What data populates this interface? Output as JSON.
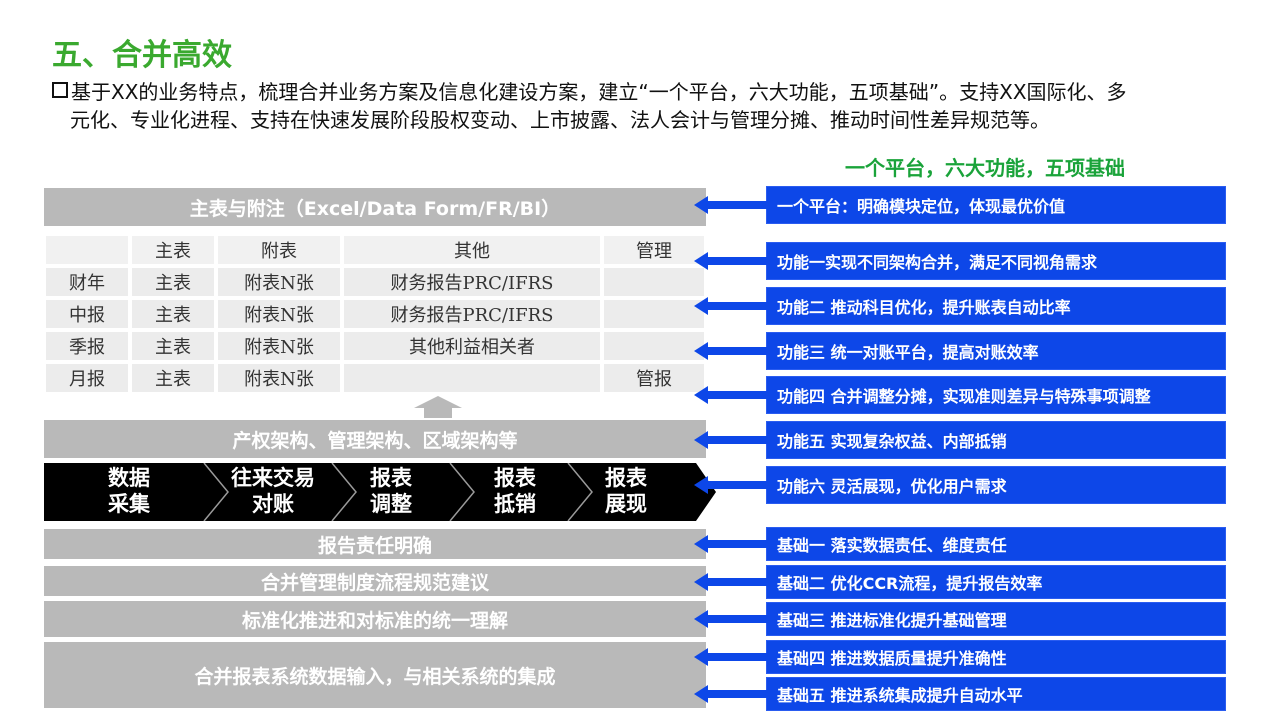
{
  "slide": {
    "title": "五、合并高效",
    "intro_line1": "基于XX的业务特点，梳理合并业务方案及信息化建设方案，建立“一个平台，六大功能，五项基础”。支持XX国际化、多",
    "intro_line2": "元化、专业化进程、支持在快速发展阶段股权变动、上市披露、法人会计与管理分摊、推动时间性差异规范等。",
    "right_title": "一个平台，六大功能，五项基础"
  },
  "left": {
    "top_bar": "主表与附注（Excel/Data Form/FR/BI）",
    "table": {
      "headers": [
        "",
        "主表",
        "附表",
        "其他",
        "管理"
      ],
      "rows": [
        [
          "财年",
          "主表",
          "附表N张",
          "财务报告PRC/IFRS",
          ""
        ],
        [
          "中报",
          "主表",
          "附表N张",
          "财务报告PRC/IFRS",
          ""
        ],
        [
          "季报",
          "主表",
          "附表N张",
          "其他利益相关者",
          ""
        ],
        [
          "月报",
          "主表",
          "附表N张",
          "",
          "管报"
        ]
      ]
    },
    "structure_bar": "产权架构、管理架构、区域架构等",
    "process_steps": [
      {
        "line1": "数据",
        "line2": "采集"
      },
      {
        "line1": "往来交易",
        "line2": "对账"
      },
      {
        "line1": "报表",
        "line2": "调整"
      },
      {
        "line1": "报表",
        "line2": "抵销"
      },
      {
        "line1": "报表",
        "line2": "展现"
      }
    ],
    "foundation_bars": [
      "报告责任明确",
      "合并管理制度流程规范建议",
      "标准化推进和对标准的统一理解",
      "合并报表系统数据输入，与相关系统的集成"
    ]
  },
  "right": {
    "platform": "一个平台：明确模块定位，体现最优价值",
    "functions": [
      "功能一实现不同架构合并，满足不同视角需求",
      "功能二 推动科目优化，提升账表自动比率",
      "功能三 统一对账平台，提高对账效率",
      "功能四 合并调整分摊，实现准则差异与特殊事项调整",
      "功能五 实现复杂权益、内部抵销",
      "功能六 灵活展现，优化用户需求"
    ],
    "foundations": [
      "基础一 落实数据责任、维度责任",
      "基础二 优化CCR流程，提升报告效率",
      "基础三 推进标准化提升基础管理",
      "基础四 推进数据质量提升准确性",
      "基础五 推进系统集成提升自动水平"
    ]
  },
  "colors": {
    "title_green": "#3aa92f",
    "right_title_green": "#1aa33a",
    "blue": "#0d47e8",
    "grey_bar": "#b9b9b9",
    "process_black": "#000000"
  }
}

▬▬▬▬▬▬

• STATED TASK: Each record must be quoted in full and exactly. Do not include the pictures.

• RESPONSE TO THE TASK:
What data populates this interface? Output as JSON.
{
  "slide": {
    "title": "五、合并高效",
    "intro_line1": "基于XX的业务特点，梳理合并业务方案及信息化建设方案，建立“一个平台，六大功能，五项基础”。支持XX国际化、多",
    "intro_line2": "元化、专业化进程、支持在快速发展阶段股权变动、上市披露、法人会计与管理分摊、推动时间性差异规范等。",
    "right_title": "一个平台，六大功能，五项基础"
  },
  "left": {
    "top_bar": "主表与附注（Excel/Data Form/FR/BI）",
    "table": {
      "headers": [
        "",
        "主表",
        "附表",
        "其他",
        "管理"
      ],
      "rows": [
        [
          "财年",
          "主表",
          "附表N张",
          "财务报告PRC/IFRS",
          ""
        ],
        [
          "中报",
          "主表",
          "附表N张",
          "财务报告PRC/IFRS",
          ""
        ],
        [
          "季报",
          "主表",
          "附表N张",
          "其他利益相关者",
          ""
        ],
        [
          "月报",
          "主表",
          "附表N张",
          "",
          "管报"
        ]
      ]
    },
    "structure_bar": "产权架构、管理架构、区域架构等",
    "process_steps": [
      {
        "line1": "数据",
        "line2": "采集"
      },
      {
        "line1": "往来交易",
        "line2": "对账"
      },
      {
        "line1": "报表",
        "line2": "调整"
      },
      {
        "line1": "报表",
        "line2": "抵销"
      },
      {
        "line1": "报表",
        "line2": "展现"
      }
    ],
    "foundation_bars": [
      "报告责任明确",
      "合并管理制度流程规范建议",
      "标准化推进和对标准的统一理解",
      "合并报表系统数据输入，与相关系统的集成"
    ]
  },
  "right": {
    "platform": "一个平台：明确模块定位，体现最优价值",
    "functions": [
      "功能一实现不同架构合并，满足不同视角需求",
      "功能二 推动科目优化，提升账表自动比率",
      "功能三 统一对账平台，提高对账效率",
      "功能四 合并调整分摊，实现准则差异与特殊事项调整",
      "功能五 实现复杂权益、内部抵销",
      "功能六 灵活展现，优化用户需求"
    ],
    "foundations": [
      "基础一 落实数据责任、维度责任",
      "基础二 优化CCR流程，提升报告效率",
      "基础三 推进标准化提升基础管理",
      "基础四 推进数据质量提升准确性",
      "基础五 推进系统集成提升自动水平"
    ]
  },
  "colors": {
    "title_green": "#3aa92f",
    "right_title_green": "#1aa33a",
    "blue": "#0d47e8",
    "grey_bar": "#b9b9b9",
    "process_black": "#000000"
  }
}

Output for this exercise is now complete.